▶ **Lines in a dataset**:
.....

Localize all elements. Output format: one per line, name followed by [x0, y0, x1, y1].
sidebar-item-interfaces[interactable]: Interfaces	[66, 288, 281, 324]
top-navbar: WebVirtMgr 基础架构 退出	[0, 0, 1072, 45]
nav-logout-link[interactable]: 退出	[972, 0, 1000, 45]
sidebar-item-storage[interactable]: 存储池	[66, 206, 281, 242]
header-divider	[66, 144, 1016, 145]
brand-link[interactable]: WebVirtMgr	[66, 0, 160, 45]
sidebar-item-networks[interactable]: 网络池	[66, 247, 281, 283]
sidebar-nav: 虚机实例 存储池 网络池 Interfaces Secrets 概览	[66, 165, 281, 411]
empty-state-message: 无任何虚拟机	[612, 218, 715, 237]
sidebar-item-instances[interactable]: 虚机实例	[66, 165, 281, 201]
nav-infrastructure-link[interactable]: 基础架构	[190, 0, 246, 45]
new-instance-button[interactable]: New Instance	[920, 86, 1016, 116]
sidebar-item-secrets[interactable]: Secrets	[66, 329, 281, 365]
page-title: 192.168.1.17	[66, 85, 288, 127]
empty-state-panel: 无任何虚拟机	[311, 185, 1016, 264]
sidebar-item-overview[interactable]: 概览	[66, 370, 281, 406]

.....

▶ **Task prompt**:
Lay out as a JSON list of strings, one string per line, the lines from the start up to and including the line containing "0, 160, 45]". Leave out blank lines.

▶ **Exercise answer**:
[
  "Localize all elements. Output format: one per line, name followed by [x0, y0, x1, y1].",
  "sidebar-item-interfaces[interactable]: Interfaces\t[66, 288, 281, 324]",
  "top-navbar: WebVirtMgr 基础架构 退出\t[0, 0, 1072, 45]",
  "nav-logout-link[interactable]: 退出\t[972, 0, 1000, 45]",
  "sidebar-item-storage[interactable]: 存储池\t[66, 206, 281, 242]",
  "header-divider\t[66, 144, 1016, 145]",
  "brand-link[interactable]: WebVirtMgr\t[66, 0, 160, 45]"
]